### [WHAT THE EXERCISE ASKS]
Print all of the lines exactly. Any picture among them stays out.

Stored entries
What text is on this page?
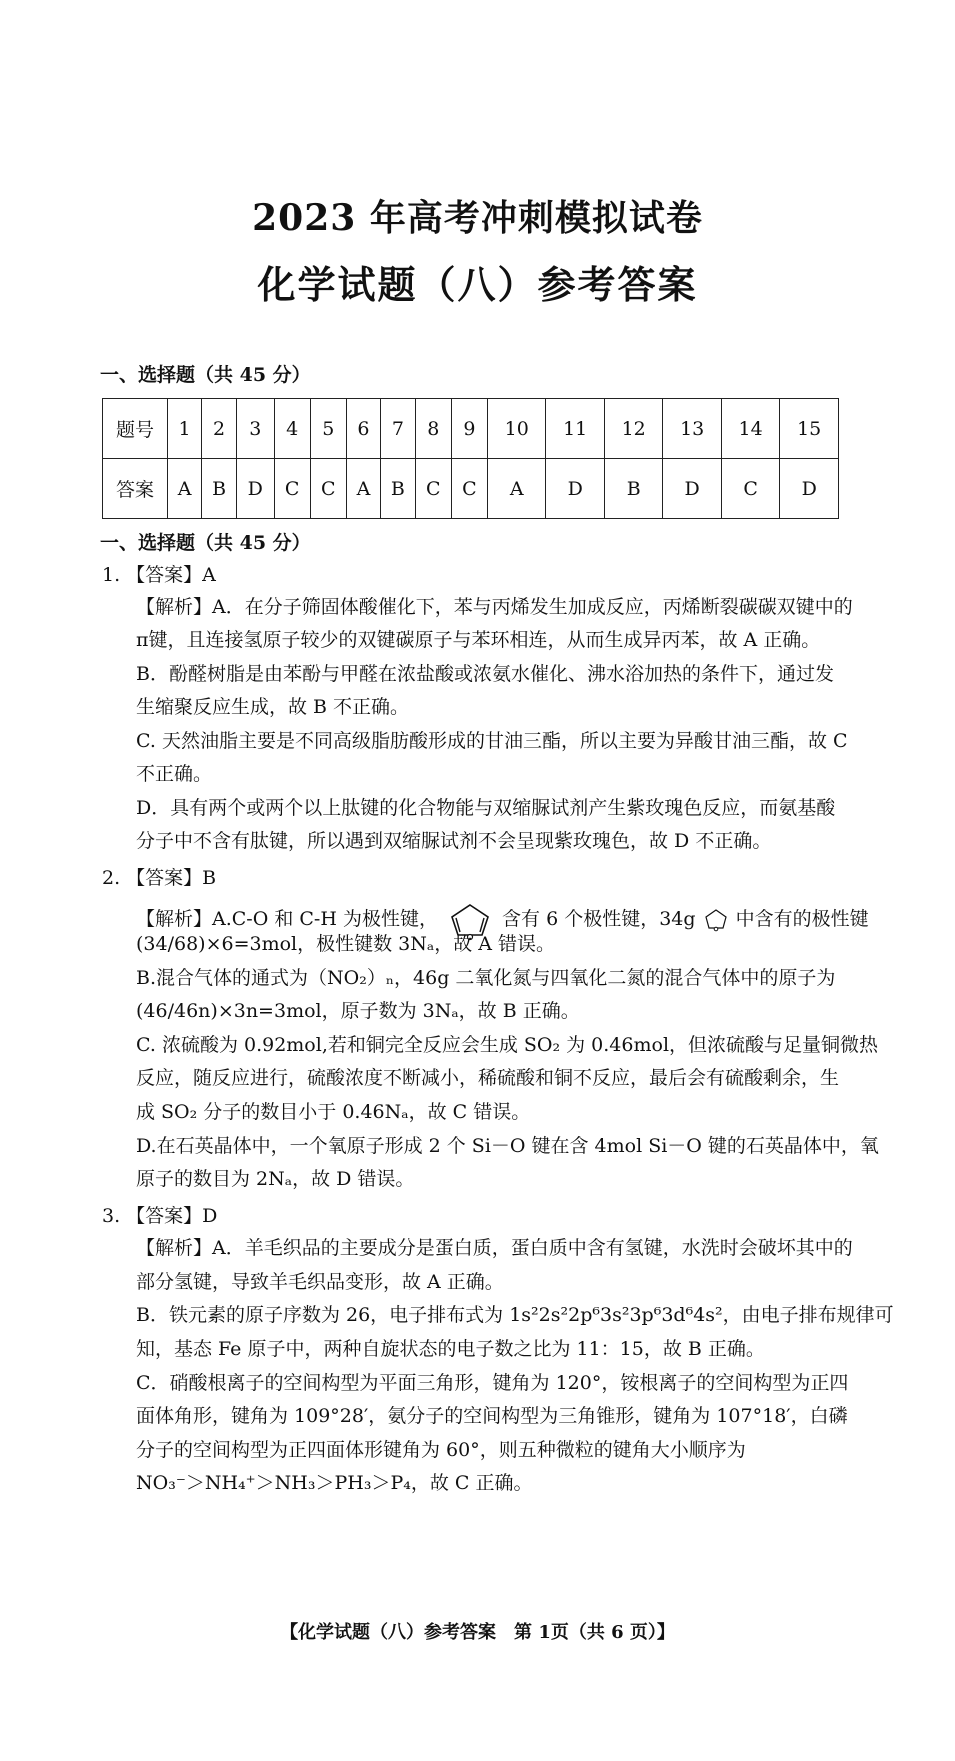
2023 年高考冲刺模拟试卷
化学试题（八）参考答案
一、选择题（共 45 分）
题号	1	2	3	4	5	6	7	8	9	10	11	12	13	14	15
答案	A	B	D	C	C	A	B	C	C	A	D	B	D	C	D
一、选择题（共 45 分）
1. 【答案】A
【解析】A．在分子筛固体酸催化下，苯与丙烯发生加成反应，丙烯断裂碳碳双键中的
π键，且连接氢原子较少的双键碳原子与苯环相连，从而生成异丙苯，故 A 正确。
B．酚醛树脂是由苯酚与甲醛在浓盐酸或浓氨水催化、沸水浴加热的条件下，通过发
生缩聚反应生成，故 B 不正确。
C. 天然油脂主要是不同高级脂肪酸形成的甘油三酯，所以主要为异酸甘油三酯，故 C
不正确。
D．具有两个或两个以上肽键的化合物能与双缩脲试剂产生紫玫瑰色反应，而氨基酸
分子中不含有肽键，所以遇到双缩脲试剂不会呈现紫玫瑰色，故 D 不正确。
2. 【答案】B
【解析】A.C-O 和 C-H 为极性键，	含有 6 个极性键，34g 中含有的极性键
(34/68)×6=3mol，极性键数 3Nₐ，故 A 错误。
B.混合气体的通式为（NO₂）ₙ，46g 二氧化氮与四氧化二氮的混合气体中的原子为
(46/46n)×3n=3mol，原子数为 3Nₐ，故 B 正确。
C. 浓硫酸为 0.92mol,若和铜完全反应会生成 SO₂ 为 0.46mol，但浓硫酸与足量铜微热
反应，随反应进行，硫酸浓度不断减小，稀硫酸和铜不反应，最后会有硫酸剩余，生
成 SO₂ 分子的数目小于 0.46Nₐ，故 C 错误。
D.在石英晶体中，一个氧原子形成 2 个 Si－O 键在含 4mol Si－O 键的石英晶体中，氧
原子的数目为 2Nₐ，故 D 错误。
3. 【答案】D
【解析】A．羊毛织品的主要成分是蛋白质，蛋白质中含有氢键，水洗时会破坏其中的
部分氢键，导致羊毛织品变形，故 A 正确。
B．铁元素的原子序数为 26，电子排布式为 1s²2s²2p⁶3s²3p⁶3d⁶4s²，由电子排布规律可
知，基态 Fe 原子中，两种自旋状态的电子数之比为 11：15，故 B 正确。
C．硝酸根离子的空间构型为平面三角形，键角为 120°，铵根离子的空间构型为正四
面体角形，键角为 109°28′，氨分子的空间构型为三角锥形，键角为 107°18′，白磷
分子的空间构型为正四面体形键角为 60°，则五种微粒的键角大小顺序为
NO₃⁻＞NH₄⁺＞NH₃＞PH₃＞P₄，故 C 正确。
【化学试题（八）参考答案　第 1页（共 6 页）】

### [OUTPUT OF THE EXERCISE]
What text is on this page?
2023 年高考冲刺模拟试卷
化学试题（八）参考答案
一、选择题（共 45 分）
题号	1	2	3	4	5	6	7	8	9	10	11	12	13	14	15
答案	A	B	D	C	C	A	B	C	C	A	D	B	D	C	D
一、选择题（共 45 分）
1. 【答案】A
【解析】A．在分子筛固体酸催化下，苯与丙烯发生加成反应，丙烯断裂碳碳双键中的
π键，且连接氢原子较少的双键碳原子与苯环相连，从而生成异丙苯，故 A 正确。
B．酚醛树脂是由苯酚与甲醛在浓盐酸或浓氨水催化、沸水浴加热的条件下，通过发
生缩聚反应生成，故 B 不正确。
C. 天然油脂主要是不同高级脂肪酸形成的甘油三酯，所以主要为异酸甘油三酯，故 C
不正确。
D．具有两个或两个以上肽键的化合物能与双缩脲试剂产生紫玫瑰色反应，而氨基酸
分子中不含有肽键，所以遇到双缩脲试剂不会呈现紫玫瑰色，故 D 不正确。
2. 【答案】B
【解析】A.C-O 和 C-H 为极性键，	含有 6 个极性键，34g 中含有的极性键
(34/68)×6=3mol，极性键数 3Nₐ，故 A 错误。
B.混合气体的通式为（NO₂）ₙ，46g 二氧化氮与四氧化二氮的混合气体中的原子为
(46/46n)×3n=3mol，原子数为 3Nₐ，故 B 正确。
C. 浓硫酸为 0.92mol,若和铜完全反应会生成 SO₂ 为 0.46mol，但浓硫酸与足量铜微热
反应，随反应进行，硫酸浓度不断减小，稀硫酸和铜不反应，最后会有硫酸剩余，生
成 SO₂ 分子的数目小于 0.46Nₐ，故 C 错误。
D.在石英晶体中，一个氧原子形成 2 个 Si－O 键在含 4mol Si－O 键的石英晶体中，氧
原子的数目为 2Nₐ，故 D 错误。
3. 【答案】D
【解析】A．羊毛织品的主要成分是蛋白质，蛋白质中含有氢键，水洗时会破坏其中的
部分氢键，导致羊毛织品变形，故 A 正确。
B．铁元素的原子序数为 26，电子排布式为 1s²2s²2p⁶3s²3p⁶3d⁶4s²，由电子排布规律可
知，基态 Fe 原子中，两种自旋状态的电子数之比为 11：15，故 B 正确。
C．硝酸根离子的空间构型为平面三角形，键角为 120°，铵根离子的空间构型为正四
面体角形，键角为 109°28′，氨分子的空间构型为三角锥形，键角为 107°18′，白磷
分子的空间构型为正四面体形键角为 60°，则五种微粒的键角大小顺序为
NO₃⁻＞NH₄⁺＞NH₃＞PH₃＞P₄，故 C 正确。
【化学试题（八）参考答案　第 1页（共 6 页）】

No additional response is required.